(Records excerpted from a collection)
----

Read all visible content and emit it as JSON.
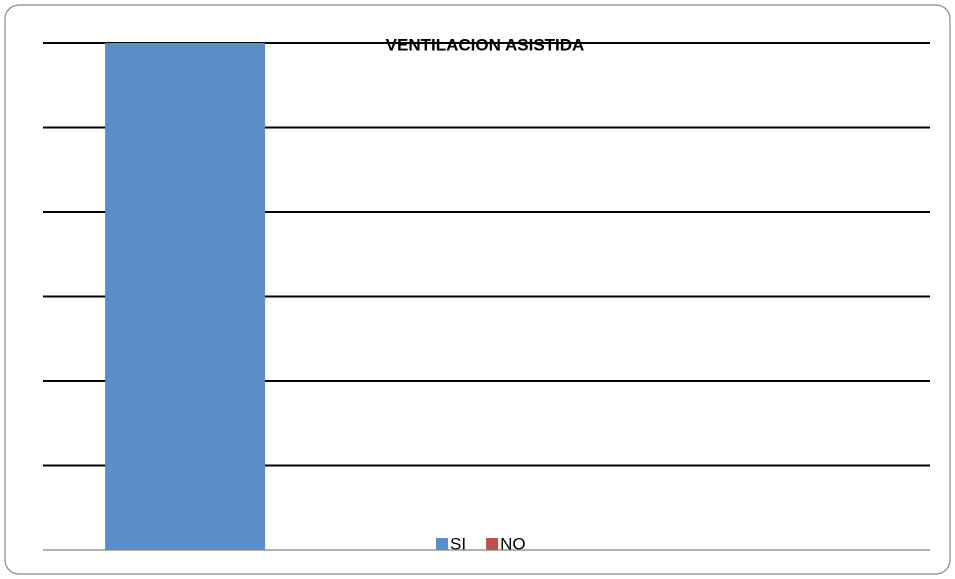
{
  "chart_data": {
    "type": "bar",
    "title": "VENTILACION ASISTIDA",
    "categories": [
      null
    ],
    "series": [
      {
        "name": "SI",
        "color": "#5b8dc9",
        "values": [
          6
        ]
      },
      {
        "name": "NO",
        "color": "#c0504d",
        "values": [
          0
        ]
      }
    ],
    "ylim": [
      0,
      6
    ],
    "yticks": [
      0,
      1,
      2,
      3,
      4,
      5,
      6
    ],
    "grid": true,
    "legend": "bottom"
  }
}
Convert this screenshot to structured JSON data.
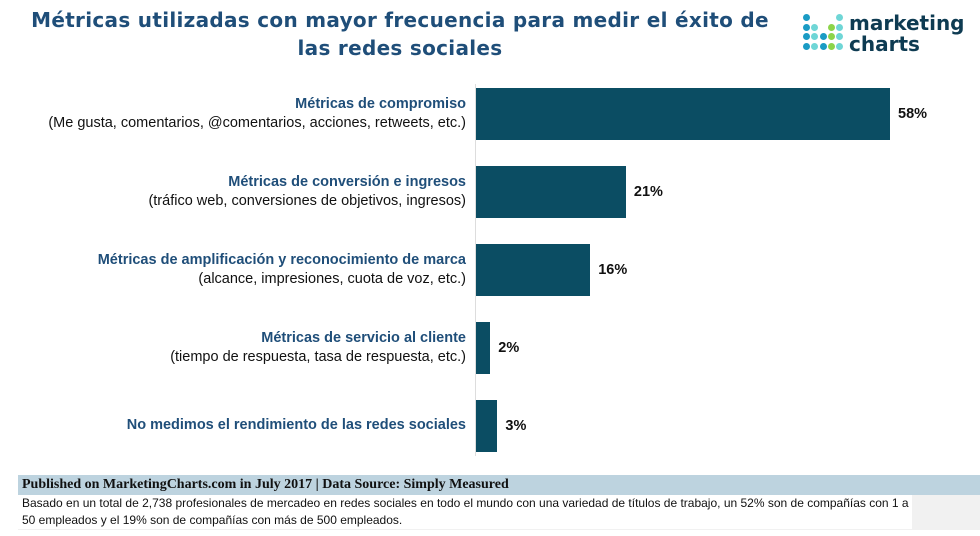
{
  "chart_data": {
    "type": "bar",
    "orientation": "horizontal",
    "title": "Métricas utilizadas con mayor frecuencia para medir el éxito de las redes sociales",
    "categories": [
      {
        "label": "Métricas de compromiso",
        "sublabel": "(Me gusta, comentarios, @comentarios, acciones, retweets, etc.)"
      },
      {
        "label": "Métricas de conversión e ingresos",
        "sublabel": "(tráfico web, conversiones de objetivos, ingresos)"
      },
      {
        "label": "Métricas de amplificación y reconocimiento de marca",
        "sublabel": "(alcance, impresiones, cuota de voz, etc.)"
      },
      {
        "label": "Métricas de servicio al cliente",
        "sublabel": "(tiempo de respuesta, tasa de respuesta, etc.)"
      },
      {
        "label": "No medimos el rendimiento de las redes sociales",
        "sublabel": ""
      }
    ],
    "values": [
      58,
      21,
      16,
      2,
      3
    ],
    "value_labels": [
      "58%",
      "21%",
      "16%",
      "2%",
      "3%"
    ],
    "unit": "%",
    "xlim": [
      0,
      58
    ],
    "grid": false,
    "bar_color": "#0b4d63"
  },
  "logo": {
    "line1": "marketing",
    "line2": "charts"
  },
  "footer": {
    "published": "Published on MarketingCharts.com in July 2017 | Data Source: Simply Measured",
    "note": "Basado en un total de 2,738 profesionales de mercadeo en redes sociales en todo el mundo con una variedad de títulos de trabajo, un 52% son de compañías con 1 a 50 empleados y el 19% son de compañías con más de 500 empleados."
  }
}
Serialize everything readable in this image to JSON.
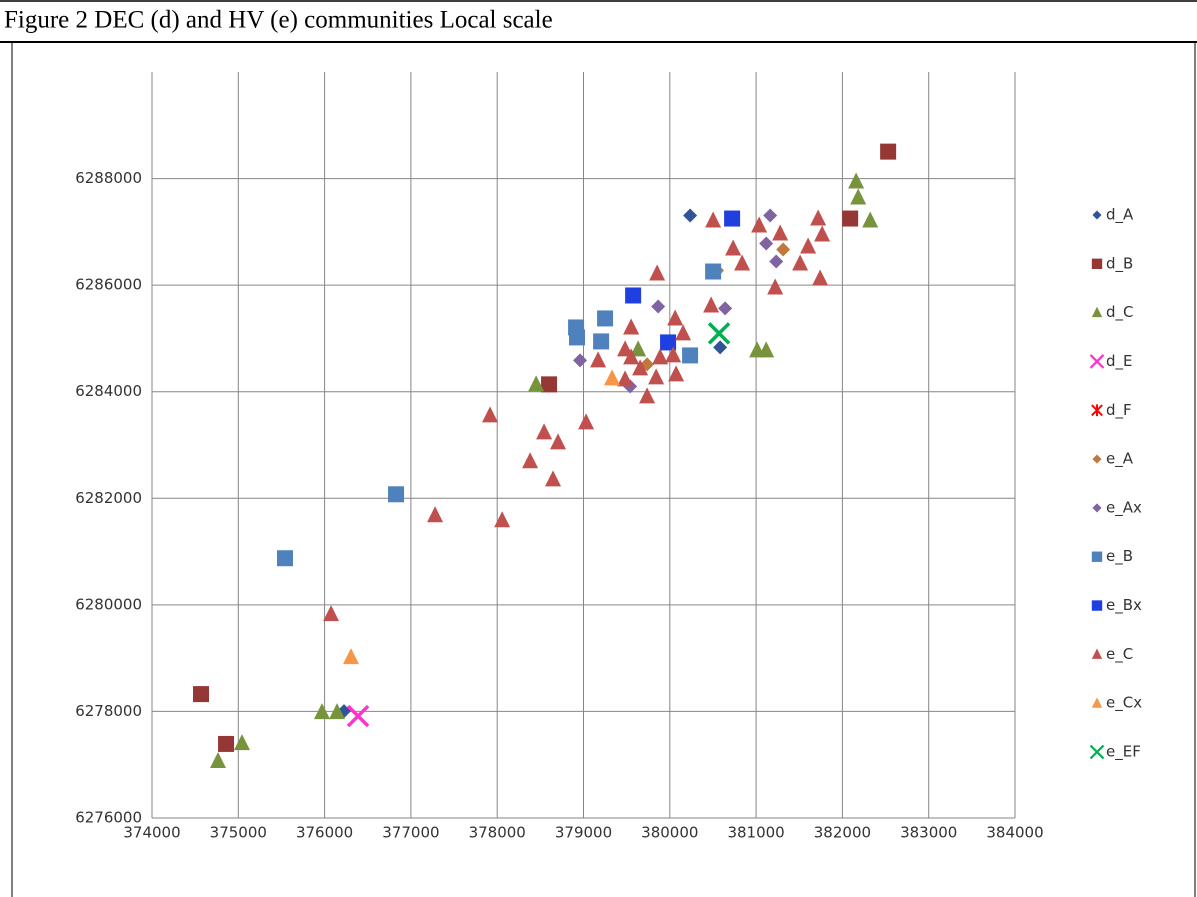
{
  "caption": "Figure 2 DEC (d) and HV (e) communities Local scale",
  "chart_data": {
    "type": "scatter",
    "xlim": [
      374000,
      384000
    ],
    "xticks": [
      374000,
      375000,
      376000,
      377000,
      378000,
      379000,
      380000,
      381000,
      382000,
      383000,
      384000
    ],
    "ylim": [
      6276000,
      6290000
    ],
    "yticks": [
      6276000,
      6278000,
      6280000,
      6282000,
      6284000,
      6286000,
      6288000
    ],
    "grid": true,
    "legend": "right",
    "series": [
      {
        "name": "d_A",
        "color": "#2F5597",
        "marker": "diamond",
        "x": [
          380235,
          380583,
          376225
        ],
        "y": [
          6287306,
          6284831,
          6278006
        ]
      },
      {
        "name": "d_B",
        "color": "#953735",
        "marker": "square",
        "x": [
          382530,
          382090,
          378601,
          374568,
          374858
        ],
        "y": [
          6288506,
          6287250,
          6284138,
          6278325,
          6277390
        ]
      },
      {
        "name": "d_C",
        "color": "#77933C",
        "marker": "triangle",
        "x": [
          382159,
          382183,
          382322,
          378451,
          379633,
          381012,
          381117,
          375043,
          374765,
          375970,
          376144
        ],
        "y": [
          6287944,
          6287644,
          6287213,
          6284138,
          6284794,
          6284775,
          6284775,
          6277406,
          6277069,
          6277988,
          6277988
        ]
      },
      {
        "name": "d_E",
        "color": "#FF33CC",
        "marker": "x",
        "x": [
          376388
        ],
        "y": [
          6277913
        ]
      },
      {
        "name": "d_F",
        "color": "#FF0000",
        "marker": "star",
        "x": [],
        "y": []
      },
      {
        "name": "e_A",
        "color": "#C0783C",
        "marker": "diamond",
        "x": [
          380548,
          381313,
          379737
        ],
        "y": [
          6286275,
          6286669,
          6284513
        ]
      },
      {
        "name": "e_Ax",
        "color": "#8064A2",
        "marker": "diamond",
        "x": [
          381163,
          381117,
          381233,
          379865,
          380641,
          378960,
          379540
        ],
        "y": [
          6287306,
          6286781,
          6286444,
          6285600,
          6285563,
          6284588,
          6284100
        ]
      },
      {
        "name": "e_B",
        "color": "#4F81BD",
        "marker": "square",
        "x": [
          375541,
          376828,
          378914,
          378925,
          379250,
          379204,
          380235,
          380502
        ],
        "y": [
          6280875,
          6282075,
          6285206,
          6285019,
          6285375,
          6284944,
          6284681,
          6286256
        ]
      },
      {
        "name": "e_Bx",
        "color": "#1F3FE0",
        "marker": "square",
        "x": [
          380722,
          379575,
          379980
        ],
        "y": [
          6287250,
          6285806,
          6284925
        ]
      },
      {
        "name": "e_C",
        "color": "#C0504D",
        "marker": "triangle",
        "x": [
          380502,
          380734,
          380838,
          381035,
          381279,
          381221,
          381719,
          381765,
          381742,
          381510,
          381603,
          379853,
          380479,
          380062,
          380154,
          379552,
          379482,
          379169,
          379552,
          379656,
          379888,
          380039,
          380073,
          379842,
          379482,
          379737,
          377917,
          378543,
          378381,
          378705,
          378647,
          379030,
          377280,
          378057,
          376075
        ],
        "y": [
          6287213,
          6286688,
          6286406,
          6287119,
          6286969,
          6285956,
          6287250,
          6286950,
          6286125,
          6286406,
          6286725,
          6286219,
          6285619,
          6285375,
          6285094,
          6285206,
          6284794,
          6284588,
          6284644,
          6284438,
          6284644,
          6284681,
          6284325,
          6284269,
          6284231,
          6283913,
          6283556,
          6283238,
          6282694,
          6283050,
          6282356,
          6283425,
          6281681,
          6281588,
          6279825
        ]
      },
      {
        "name": "e_Cx",
        "color": "#F79646",
        "marker": "triangle",
        "x": [
          379331,
          376306
        ],
        "y": [
          6284250,
          6279019
        ]
      },
      {
        "name": "e_EF",
        "color": "#00B050",
        "marker": "x",
        "x": [
          380571
        ],
        "y": [
          6285094
        ]
      }
    ]
  }
}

----

Problem requirements
Reproduce the listing above exactly, excluding all pictures.

Output for this task
Read all visible content and emit it as JSON.
{
  "chart_data": {
    "type": "bar",
    "title": "VENTILACION ASISTIDA",
    "categories": [
      null
    ],
    "series": [
      {
        "name": "SI",
        "color": "#5b8dc9",
        "values": [
          6
        ]
      },
      {
        "name": "NO",
        "color": "#c0504d",
        "values": [
          0
        ]
      }
    ],
    "ylim": [
      0,
      6
    ],
    "yticks": [
      0,
      1,
      2,
      3,
      4,
      5,
      6
    ],
    "grid": true,
    "legend": "bottom"
  }
}
Convert this screenshot to structured JSON data.
{
  "chart_data": {
    "type": "bar",
    "orientation": "horizontal",
    "title": "Métricas utilizadas con mayor frecuencia para medir el éxito de las redes sociales",
    "categories": [
      {
        "label": "Métricas de compromiso",
        "sublabel": "(Me gusta, comentarios, @comentarios, acciones, retweets, etc.)"
      },
      {
        "label": "Métricas de conversión e ingresos",
        "sublabel": "(tráfico web, conversiones de objetivos, ingresos)"
      },
      {
        "label": "Métricas de amplificación y reconocimiento de marca",
        "sublabel": "(alcance, impresiones, cuota de voz, etc.)"
      },
      {
        "label": "Métricas de servicio al cliente",
        "sublabel": "(tiempo de respuesta, tasa de respuesta, etc.)"
      },
      {
        "label": "No medimos el rendimiento de las redes sociales",
        "sublabel": ""
      }
    ],
    "values": [
      58,
      21,
      16,
      2,
      3
    ],
    "value_labels": [
      "58%",
      "21%",
      "16%",
      "2%",
      "3%"
    ],
    "unit": "%",
    "xlim": [
      0,
      58
    ],
    "grid": false,
    "bar_color": "#0b4d63"
  },
  "logo": {
    "line1": "marketing",
    "line2": "charts"
  },
  "footer": {
    "published": "Published on MarketingCharts.com in July 2017 | Data Source: Simply Measured",
    "note": "Basado en un total de 2,738 profesionales de mercadeo en redes sociales en todo el mundo con una variedad de títulos de trabajo, un 52% son de compañías con 1 a 50 empleados y el 19% son de compañías con más de 500 empleados."
  }
}
Serialize everything readable in this image to JSON.
{
  "caption": "Figure 2 DEC (d) and HV (e) communities Local scale",
  "chart_data": {
    "type": "scatter",
    "xlim": [
      374000,
      384000
    ],
    "xticks": [
      374000,
      375000,
      376000,
      377000,
      378000,
      379000,
      380000,
      381000,
      382000,
      383000,
      384000
    ],
    "ylim": [
      6276000,
      6290000
    ],
    "yticks": [
      6276000,
      6278000,
      6280000,
      6282000,
      6284000,
      6286000,
      6288000
    ],
    "grid": true,
    "legend": "right",
    "series": [
      {
        "name": "d_A",
        "color": "#2F5597",
        "marker": "diamond",
        "x": [
          380235,
          380583,
          376225
        ],
        "y": [
          6287306,
          6284831,
          6278006
        ]
      },
      {
        "name": "d_B",
        "color": "#953735",
        "marker": "square",
        "x": [
          382530,
          382090,
          378601,
          374568,
          374858
        ],
        "y": [
          6288506,
          6287250,
          6284138,
          6278325,
          6277390
        ]
      },
      {
        "name": "d_C",
        "color": "#77933C",
        "marker": "triangle",
        "x": [
          382159,
          382183,
          382322,
          378451,
          379633,
          381012,
          381117,
          375043,
          374765,
          375970,
          376144
        ],
        "y": [
          6287944,
          6287644,
          6287213,
          6284138,
          6284794,
          6284775,
          6284775,
          6277406,
          6277069,
          6277988,
          6277988
        ]
      },
      {
        "name": "d_E",
        "color": "#FF33CC",
        "marker": "x",
        "x": [
          376388
        ],
        "y": [
          6277913
        ]
      },
      {
        "name": "d_F",
        "color": "#FF0000",
        "marker": "star",
        "x": [],
        "y": []
      },
      {
        "name": "e_A",
        "color": "#C0783C",
        "marker": "diamond",
        "x": [
          380548,
          381313,
          379737
        ],
        "y": [
          6286275,
          6286669,
          6284513
        ]
      },
      {
        "name": "e_Ax",
        "color": "#8064A2",
        "marker": "diamond",
        "x": [
          381163,
          381117,
          381233,
          379865,
          380641,
          378960,
          379540
        ],
        "y": [
          6287306,
          6286781,
          6286444,
          6285600,
          6285563,
          6284588,
          6284100
        ]
      },
      {
        "name": "e_B",
        "color": "#4F81BD",
        "marker": "square",
        "x": [
          375541,
          376828,
          378914,
          378925,
          379250,
          379204,
          380235,
          380502
        ],
        "y": [
          6280875,
          6282075,
          6285206,
          6285019,
          6285375,
          6284944,
          6284681,
          6286256
        ]
      },
      {
        "name": "e_Bx",
        "color": "#1F3FE0",
        "marker": "square",
        "x": [
          380722,
          379575,
          379980
        ],
        "y": [
          6287250,
          6285806,
          6284925
        ]
      },
      {
        "name": "e_C",
        "color": "#C0504D",
        "marker": "triangle",
        "x": [
          380502,
          380734,
          380838,
          381035,
          381279,
          381221,
          381719,
          381765,
          381742,
          381510,
          381603,
          379853,
          380479,
          380062,
          380154,
          379552,
          379482,
          379169,
          379552,
          379656,
          379888,
          380039,
          380073,
          379842,
          379482,
          379737,
          377917,
          378543,
          378381,
          378705,
          378647,
          379030,
          377280,
          378057,
          376075
        ],
        "y": [
          6287213,
          6286688,
          6286406,
          6287119,
          6286969,
          6285956,
          6287250,
          6286950,
          6286125,
          6286406,
          6286725,
          6286219,
          6285619,
          6285375,
          6285094,
          6285206,
          6284794,
          6284588,
          6284644,
          6284438,
          6284644,
          6284681,
          6284325,
          6284269,
          6284231,
          6283913,
          6283556,
          6283238,
          6282694,
          6283050,
          6282356,
          6283425,
          6281681,
          6281588,
          6279825
        ]
      },
      {
        "name": "e_Cx",
        "color": "#F79646",
        "marker": "triangle",
        "x": [
          379331,
          376306
        ],
        "y": [
          6284250,
          6279019
        ]
      },
      {
        "name": "e_EF",
        "color": "#00B050",
        "marker": "x",
        "x": [
          380571
        ],
        "y": [
          6285094
        ]
      }
    ]
  }
}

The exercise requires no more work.